◆ What is asked ◆
Pick out each line with the word "others" from the material that follows.

◆ Provided records ◆
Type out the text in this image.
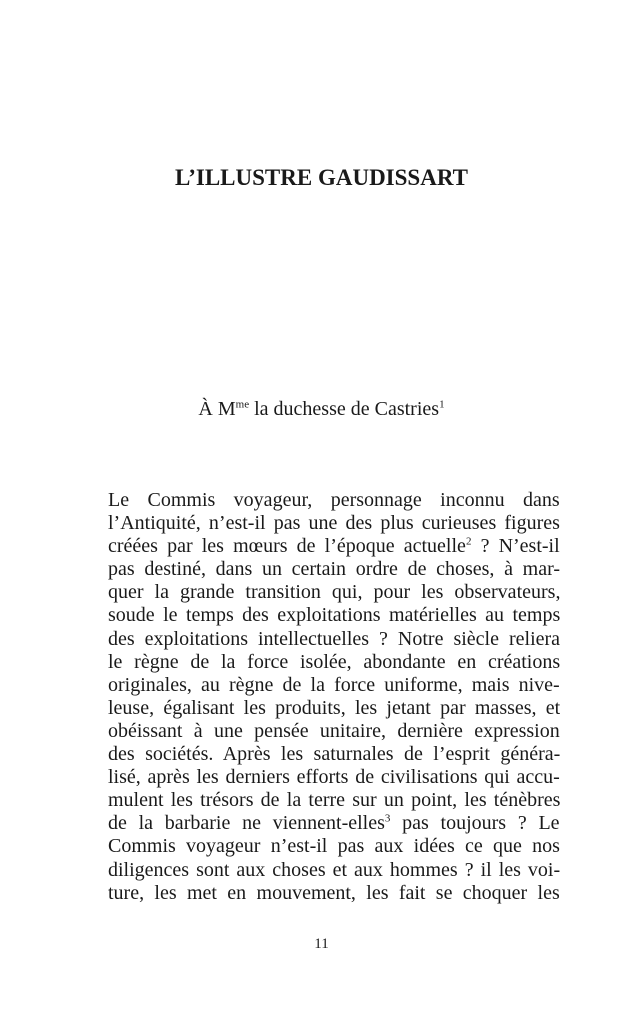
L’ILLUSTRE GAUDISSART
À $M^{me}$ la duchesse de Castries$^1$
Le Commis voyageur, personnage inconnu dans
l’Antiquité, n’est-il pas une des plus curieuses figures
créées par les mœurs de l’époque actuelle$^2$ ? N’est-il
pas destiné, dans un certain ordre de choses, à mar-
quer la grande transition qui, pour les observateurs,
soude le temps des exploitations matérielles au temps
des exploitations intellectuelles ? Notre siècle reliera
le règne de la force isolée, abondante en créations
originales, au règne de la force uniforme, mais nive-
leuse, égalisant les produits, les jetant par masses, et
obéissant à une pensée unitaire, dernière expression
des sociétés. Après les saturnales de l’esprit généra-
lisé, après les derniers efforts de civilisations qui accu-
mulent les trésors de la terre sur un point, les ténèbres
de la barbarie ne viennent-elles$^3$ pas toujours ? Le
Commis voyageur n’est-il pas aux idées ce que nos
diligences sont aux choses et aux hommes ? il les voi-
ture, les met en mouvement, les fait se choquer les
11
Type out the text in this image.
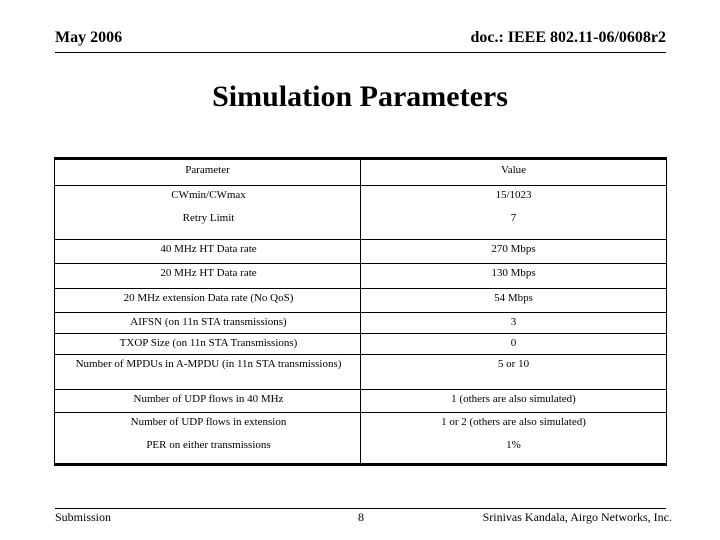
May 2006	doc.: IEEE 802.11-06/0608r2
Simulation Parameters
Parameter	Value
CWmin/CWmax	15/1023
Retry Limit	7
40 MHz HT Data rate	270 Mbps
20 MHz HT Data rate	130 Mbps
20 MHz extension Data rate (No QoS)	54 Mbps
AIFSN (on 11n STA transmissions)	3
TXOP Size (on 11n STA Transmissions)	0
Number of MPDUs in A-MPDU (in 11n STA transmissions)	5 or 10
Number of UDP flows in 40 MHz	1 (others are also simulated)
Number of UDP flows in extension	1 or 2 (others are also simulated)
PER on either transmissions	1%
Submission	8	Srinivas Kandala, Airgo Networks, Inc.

...

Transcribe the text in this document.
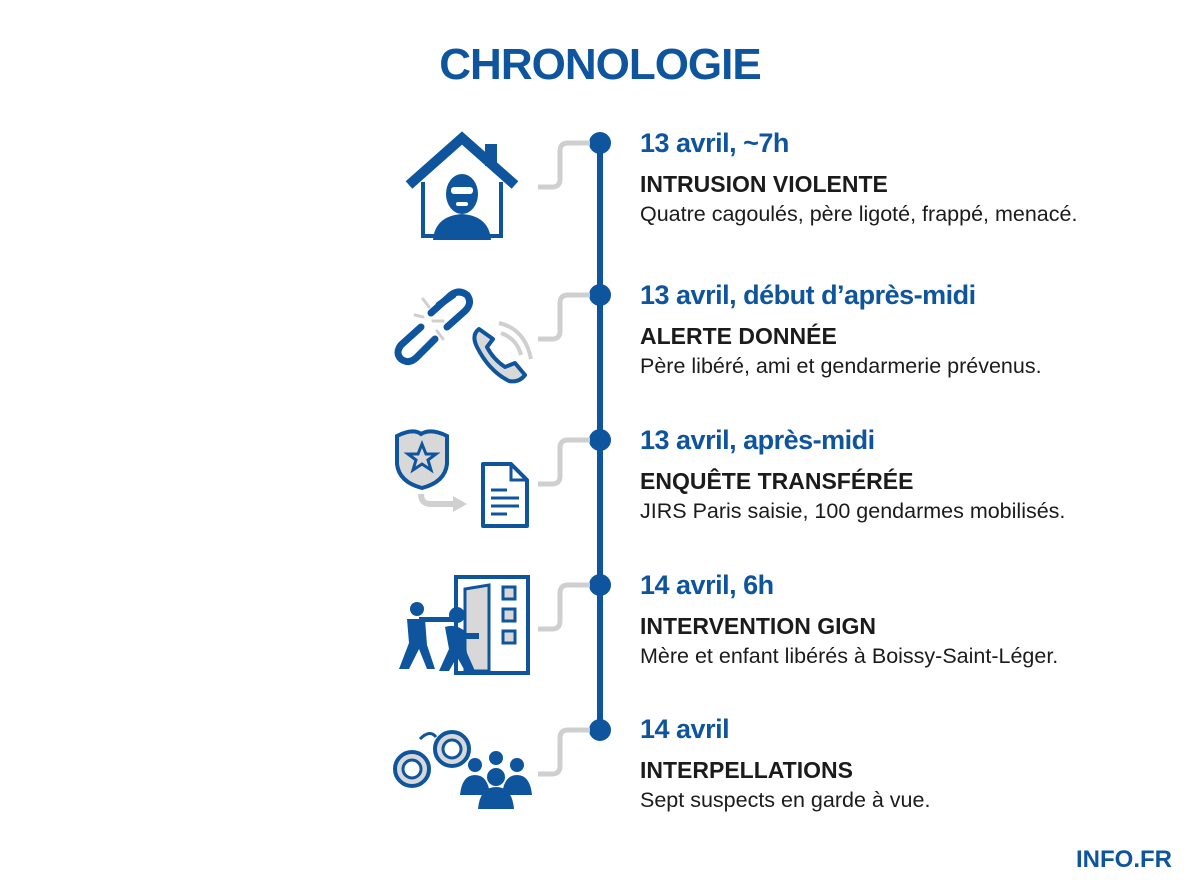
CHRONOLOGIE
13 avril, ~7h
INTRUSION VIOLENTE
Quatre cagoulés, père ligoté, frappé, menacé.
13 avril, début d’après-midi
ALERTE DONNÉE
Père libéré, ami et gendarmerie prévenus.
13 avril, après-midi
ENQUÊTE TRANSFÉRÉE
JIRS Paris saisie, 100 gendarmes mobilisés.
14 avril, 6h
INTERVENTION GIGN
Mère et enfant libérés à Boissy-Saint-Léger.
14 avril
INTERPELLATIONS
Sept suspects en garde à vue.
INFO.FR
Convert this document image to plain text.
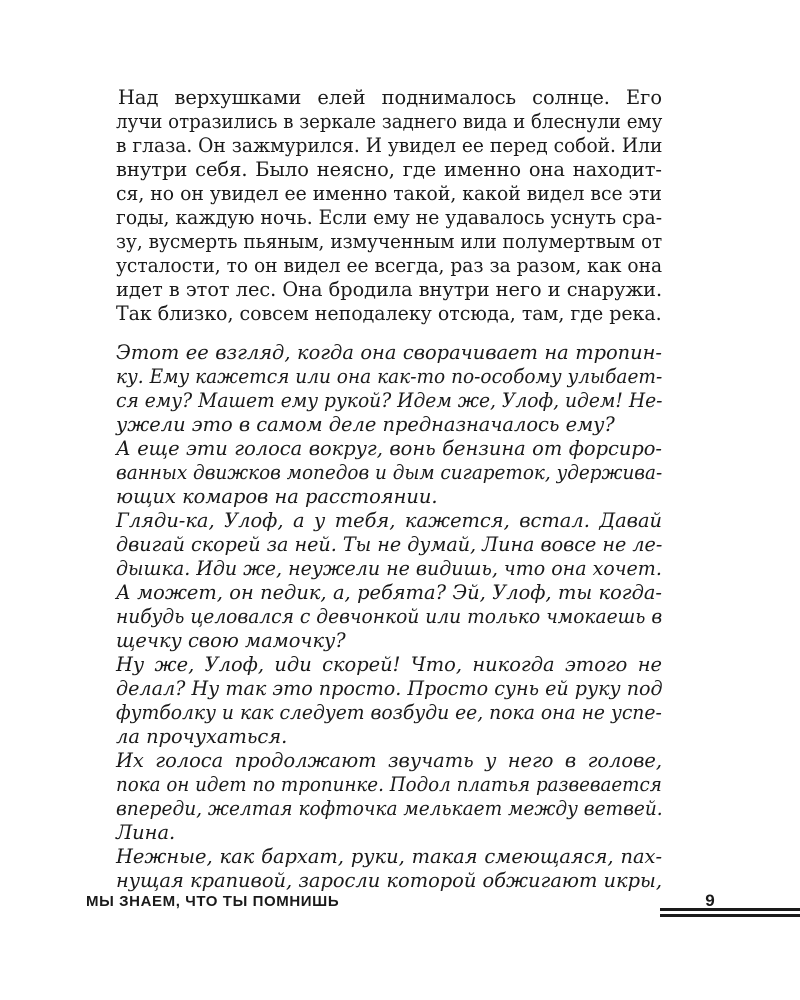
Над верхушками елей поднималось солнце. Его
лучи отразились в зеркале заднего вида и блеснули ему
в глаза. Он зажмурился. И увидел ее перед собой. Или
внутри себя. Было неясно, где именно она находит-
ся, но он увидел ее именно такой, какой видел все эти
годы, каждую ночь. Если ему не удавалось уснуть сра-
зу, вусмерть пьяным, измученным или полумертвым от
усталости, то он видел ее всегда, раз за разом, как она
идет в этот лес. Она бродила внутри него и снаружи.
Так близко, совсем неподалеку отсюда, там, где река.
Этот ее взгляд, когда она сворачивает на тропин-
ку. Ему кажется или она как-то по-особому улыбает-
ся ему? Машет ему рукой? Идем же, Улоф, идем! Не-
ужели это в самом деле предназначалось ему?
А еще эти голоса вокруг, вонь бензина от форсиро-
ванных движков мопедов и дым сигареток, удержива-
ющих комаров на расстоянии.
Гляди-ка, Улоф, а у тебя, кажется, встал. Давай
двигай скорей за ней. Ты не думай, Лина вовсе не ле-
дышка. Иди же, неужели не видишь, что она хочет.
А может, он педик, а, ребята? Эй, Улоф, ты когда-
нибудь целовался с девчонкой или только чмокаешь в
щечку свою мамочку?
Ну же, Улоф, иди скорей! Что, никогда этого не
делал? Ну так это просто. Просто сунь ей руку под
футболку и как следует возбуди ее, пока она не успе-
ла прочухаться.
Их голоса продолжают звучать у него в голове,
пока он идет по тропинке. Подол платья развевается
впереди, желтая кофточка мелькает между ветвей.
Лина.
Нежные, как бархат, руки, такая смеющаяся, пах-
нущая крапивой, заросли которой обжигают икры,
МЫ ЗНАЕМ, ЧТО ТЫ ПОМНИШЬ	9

◆ Full output ◆
Number of UDP flows in 40 MHz	1 (others are also simulated)
Number of UDP flows in extension	1 or 2 (others are also simulated)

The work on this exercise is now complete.